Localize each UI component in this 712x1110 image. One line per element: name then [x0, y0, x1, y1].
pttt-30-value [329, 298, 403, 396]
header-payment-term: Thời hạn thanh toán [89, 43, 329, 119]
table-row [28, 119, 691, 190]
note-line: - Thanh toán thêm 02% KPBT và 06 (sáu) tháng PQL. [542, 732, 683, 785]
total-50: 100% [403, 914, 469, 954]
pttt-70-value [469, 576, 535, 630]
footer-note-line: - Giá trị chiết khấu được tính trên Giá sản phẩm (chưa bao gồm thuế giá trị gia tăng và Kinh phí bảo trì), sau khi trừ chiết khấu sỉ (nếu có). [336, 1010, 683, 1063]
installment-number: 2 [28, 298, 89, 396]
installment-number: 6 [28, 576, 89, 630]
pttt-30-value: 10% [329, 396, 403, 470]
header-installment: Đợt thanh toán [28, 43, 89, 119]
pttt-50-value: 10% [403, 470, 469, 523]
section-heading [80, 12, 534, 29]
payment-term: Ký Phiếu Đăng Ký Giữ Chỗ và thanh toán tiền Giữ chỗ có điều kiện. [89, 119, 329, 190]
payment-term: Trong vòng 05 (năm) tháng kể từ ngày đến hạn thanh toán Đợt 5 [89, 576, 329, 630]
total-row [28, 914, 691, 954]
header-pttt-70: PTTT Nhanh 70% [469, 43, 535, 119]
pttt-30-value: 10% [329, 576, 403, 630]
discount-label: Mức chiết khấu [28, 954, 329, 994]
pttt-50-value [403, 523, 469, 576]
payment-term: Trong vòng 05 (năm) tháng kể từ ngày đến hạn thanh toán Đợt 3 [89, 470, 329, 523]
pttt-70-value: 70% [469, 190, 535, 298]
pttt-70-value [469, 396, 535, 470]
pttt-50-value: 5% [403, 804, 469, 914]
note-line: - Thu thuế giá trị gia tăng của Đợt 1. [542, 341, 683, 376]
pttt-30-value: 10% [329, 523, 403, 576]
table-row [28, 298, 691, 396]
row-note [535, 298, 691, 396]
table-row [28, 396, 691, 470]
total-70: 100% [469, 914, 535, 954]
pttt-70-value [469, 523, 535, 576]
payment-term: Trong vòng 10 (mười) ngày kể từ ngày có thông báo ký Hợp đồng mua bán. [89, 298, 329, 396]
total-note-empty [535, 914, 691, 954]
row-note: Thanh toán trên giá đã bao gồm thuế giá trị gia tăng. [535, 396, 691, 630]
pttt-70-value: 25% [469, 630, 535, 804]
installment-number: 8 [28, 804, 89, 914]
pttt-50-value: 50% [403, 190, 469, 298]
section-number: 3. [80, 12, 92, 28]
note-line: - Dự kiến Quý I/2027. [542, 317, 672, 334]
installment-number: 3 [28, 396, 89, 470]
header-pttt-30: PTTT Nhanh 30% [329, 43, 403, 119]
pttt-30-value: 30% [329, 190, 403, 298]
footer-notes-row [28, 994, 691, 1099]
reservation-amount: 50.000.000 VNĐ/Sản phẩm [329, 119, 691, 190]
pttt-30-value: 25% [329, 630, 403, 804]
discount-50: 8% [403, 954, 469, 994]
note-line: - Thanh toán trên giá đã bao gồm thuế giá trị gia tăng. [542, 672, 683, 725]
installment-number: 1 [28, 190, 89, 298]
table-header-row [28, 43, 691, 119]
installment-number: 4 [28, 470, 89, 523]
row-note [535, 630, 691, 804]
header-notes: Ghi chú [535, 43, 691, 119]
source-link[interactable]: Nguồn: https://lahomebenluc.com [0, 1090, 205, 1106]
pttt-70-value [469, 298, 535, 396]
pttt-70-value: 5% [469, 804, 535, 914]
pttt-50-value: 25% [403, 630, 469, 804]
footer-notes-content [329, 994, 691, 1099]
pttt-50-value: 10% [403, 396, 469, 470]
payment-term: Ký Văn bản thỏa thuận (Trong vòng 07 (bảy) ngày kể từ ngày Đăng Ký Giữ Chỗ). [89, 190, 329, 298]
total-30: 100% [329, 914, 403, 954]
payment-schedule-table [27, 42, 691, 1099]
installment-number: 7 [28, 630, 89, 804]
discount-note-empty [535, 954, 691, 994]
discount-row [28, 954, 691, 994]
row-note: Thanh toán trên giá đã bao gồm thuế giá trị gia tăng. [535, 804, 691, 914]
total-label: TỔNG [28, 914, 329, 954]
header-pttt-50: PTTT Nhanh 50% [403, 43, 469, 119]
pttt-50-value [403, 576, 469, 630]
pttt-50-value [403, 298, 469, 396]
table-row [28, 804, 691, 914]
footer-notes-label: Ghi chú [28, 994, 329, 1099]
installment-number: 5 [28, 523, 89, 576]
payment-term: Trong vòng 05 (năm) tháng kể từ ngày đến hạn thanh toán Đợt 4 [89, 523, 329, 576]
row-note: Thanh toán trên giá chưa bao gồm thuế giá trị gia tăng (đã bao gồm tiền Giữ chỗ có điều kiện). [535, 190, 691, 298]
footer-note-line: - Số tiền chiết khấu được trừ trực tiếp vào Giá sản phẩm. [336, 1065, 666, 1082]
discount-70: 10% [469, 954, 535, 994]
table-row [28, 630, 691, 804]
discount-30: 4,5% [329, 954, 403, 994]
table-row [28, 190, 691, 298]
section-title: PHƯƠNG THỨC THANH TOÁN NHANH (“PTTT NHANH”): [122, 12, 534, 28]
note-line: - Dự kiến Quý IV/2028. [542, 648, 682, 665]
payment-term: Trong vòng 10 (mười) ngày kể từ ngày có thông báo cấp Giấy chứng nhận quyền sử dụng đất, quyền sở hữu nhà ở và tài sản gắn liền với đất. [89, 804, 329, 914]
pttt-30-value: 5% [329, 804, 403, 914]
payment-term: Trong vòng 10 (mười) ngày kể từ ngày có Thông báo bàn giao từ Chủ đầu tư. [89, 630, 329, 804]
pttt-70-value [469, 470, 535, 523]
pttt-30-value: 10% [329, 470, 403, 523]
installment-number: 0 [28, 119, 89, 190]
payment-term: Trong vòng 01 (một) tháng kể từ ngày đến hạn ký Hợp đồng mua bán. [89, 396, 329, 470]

----

▶ [STATED GOAL]
Render each line of the records above as a JSON list of strings, one string per line, omitting any blank lines.

▶ [WORKED SOLUTION]
[
  "Localize each UI component in this 712x1110 image. One line per element: name then [x0, y0, x1, y1].",
  "pttt-30-value [329, 298, 403, 396]",
  "header-payment-term: Thời hạn thanh toán [89, 43, 329, 119]",
  "table-row [28, 119, 691, 190]",
  "note-line: - Thanh toán thêm 02% KPBT và 06 (sáu) tháng PQL. [542, 732, 683, 785]",
  "total-50: 100% [403, 914, 469, 954]",
  "pttt-70-value [469, 576, 535, 630]",
  "footer-note-line: - Giá trị chiết khấu được tính trên Giá sản phẩm (chưa bao gồm thuế giá trị gia tăng và Kinh phí bảo trì), sau khi trừ chiết khấu sỉ (nếu có). [336, 1010, 683, 1063]",
  "installment-number: 2 [28, 298, 89, 396]",
  "installment-number: 6 [28, 576, 89, 630]",
  "pttt-30-value: 10% [329, 396, 403, 470]",
  "header-installment: Đợt thanh toán [28, 43, 89, 119]",
  "pttt-50-value: 10% [403, 470, 469, 523]",
  "section-heading [80, 12, 534, 29]",
  "payment-term: Ký Phiếu Đăng Ký Giữ Chỗ và thanh toán tiền Giữ chỗ có điều kiện. [89, 119, 329, 190]",
  "payment-term: Trong vòng 05 (năm) tháng kể từ ngày đến hạn thanh toán Đợt 5 [89, 576, 329, 630]",
  "total-row [28, 914, 691, 954]",
  "header-pttt-70: PTTT Nhanh 70% [469, 43, 535, 119]",
  "pttt-30-value: 10% [329, 576, 403, 630]",
  "discount-label: Mức chiết khấu [28, 954, 329, 994]",
  "pttt-50-value [403, 523, 469, 576]",
  "payment-term: Trong vòng 05 (năm) tháng kể từ ngày đến hạn thanh toán Đợt 3 [89, 470, 329, 523]",
  "pttt-70-value: 70% [469, 190, 535, 298]",
  "pttt-70-value [469, 396, 535, 470]",
  "pttt-50-value: 5% [403, 804, 469, 914]",
  "note-line: - Thu thuế giá trị gia tăng của Đợt 1. [542, 341, 683, 376]",
  "pttt-30-value: 10% [329, 523, 403, 576]",
  "table-row [28, 298, 691, 396]",
  "row-note [535, 298, 691, 396]",
  "table-row [28, 396, 691, 470]",
  "total-70: 100% [469, 914, 535, 954]",
  "pttt-70-value [469, 523, 535, 576]",
  "payment-term: Trong vòng 10 (mười) ngày kể từ ngày có thông báo ký Hợp đồng mua bán. [89, 298, 329, 396]",
  "total-note-empty [535, 914, 691, 954]",
  "row-note: Thanh toán trên giá đã bao gồm thuế giá trị gia tăng. [535, 396, 691, 630]",
  "pttt-70-value: 25% [469, 630, 535, 804]",
  "installment-number: 8 [28, 804, 89, 914]",
  "pttt-50-value: 50% [403, 190, 469, 298]",
  "section-number: 3. [80, 12, 92, 28]",
  "note-line: - Dự kiến Quý I/2027. [542, 317, 672, 334]",
  "installment-number: 3 [28, 396, 89, 470]",
  "header-pttt-30: PTTT Nhanh 30% [329, 43, 403, 119]",
  "pttt-30-value: 30% [329, 190, 403, 298]",
  "footer-notes-row [28, 994, 691, 1099]",
  "reservation-amount: 50.000.000 VNĐ/Sản phẩm [329, 119, 691, 190]",
  "pttt-30-value: 25% [329, 630, 403, 804]",
  "discount-50: 8% [403, 954, 469, 994]",
  "note-line: - Thanh toán trên giá đã bao gồm thuế giá trị gia tăng. [542, 672, 683, 725]",
  "installment-number: 1 [28, 190, 89, 298]",
  "table-header-row [28, 43, 691, 119]",
  "installment-number: 4 [28, 470, 89, 523]",
  "row-note [535, 630, 691, 804]",
  "header-notes: Ghi chú [535, 43, 691, 119]",
  "source-link[interactable]: Nguồn: https://lahomebenluc.com [0, 1090, 205, 1106]",
  "pttt-70-value [469, 298, 535, 396]",
  "pttt-70-value: 5% [469, 804, 535, 914]",
  "pttt-50-value: 25% [403, 630, 469, 804]",
  "footer-notes-content [329, 994, 691, 1099]",
  "pttt-50-value: 10% [403, 396, 469, 470]",
  "payment-term: Ký Văn bản thỏa thuận (Trong vòng 07 (bảy) ngày kể từ ngày Đăng Ký Giữ Chỗ). [89, 190, 329, 298]",
  "total-30: 100% [329, 914, 403, 954]",
  "payment-schedule-table [27, 42, 691, 1099]",
  "installment-number: 7 [28, 630, 89, 804]",
  "discount-note-empty [535, 954, 691, 994]",
  "discount-row [28, 954, 691, 994]",
  "row-note: Thanh toán trên giá đã bao gồm thuế giá trị gia tăng. [535, 804, 691, 914]",
  "total-label: TỔNG [28, 914, 329, 954]",
  "header-pttt-50: PTTT Nhanh 50% [403, 43, 469, 119]",
  "pttt-50-value [403, 576, 469, 630]",
  "pttt-50-value [403, 298, 469, 396]",
  "table-row [28, 804, 691, 914]",
  "footer-notes-label: Ghi chú [28, 994, 329, 1099]",
  "installment-number: 5 [28, 523, 89, 576]",
  "payment-term: Trong vòng 05 (năm) tháng kể từ ngày đến hạn thanh toán Đợt 4 [89, 523, 329, 576]",
  "row-note: Thanh toán trên giá chưa bao gồm thuế giá trị gia tăng (đã bao gồm tiền Giữ chỗ có điều kiện). [535, 190, 691, 298]",
  "footer-note-line: - Số tiền chiết khấu được trừ trực tiếp vào Giá sản phẩm. [336, 1065, 666, 1082]",
  "discount-70: 10% [469, 954, 535, 994]",
  "table-row [28, 630, 691, 804]",
  "discount-30: 4,5% [329, 954, 403, 994]",
  "table-row [28, 190, 691, 298]",
  "section-title: PHƯƠNG THỨC THANH TOÁN NHANH (“PTTT NHANH”): [122, 12, 534, 28]",
  "note-line: - Dự kiến Quý IV/2028. [542, 648, 682, 665]",
  "payment-term: Trong vòng 10 (mười) ngày kể từ ngày có thông báo cấp Giấy chứng nhận quyền sử dụng đất, quyền sở hữu nhà ở và tài sản gắn liền với đất. [89, 804, 329, 914]",
  "pttt-30-value: 5% [329, 804, 403, 914]",
  "payment-term: Trong vòng 10 (mười) ngày kể từ ngày có Thông báo bàn giao từ Chủ đầu tư. [89, 630, 329, 804]",
  "pttt-70-value [469, 470, 535, 523]",
  "pttt-30-value: 10% [329, 470, 403, 523]",
  "installment-number: 0 [28, 119, 89, 190]",
  "payment-term: Trong vòng 01 (một) tháng kể từ ngày đến hạn ký Hợp đồng mua bán. [89, 396, 329, 470]"
]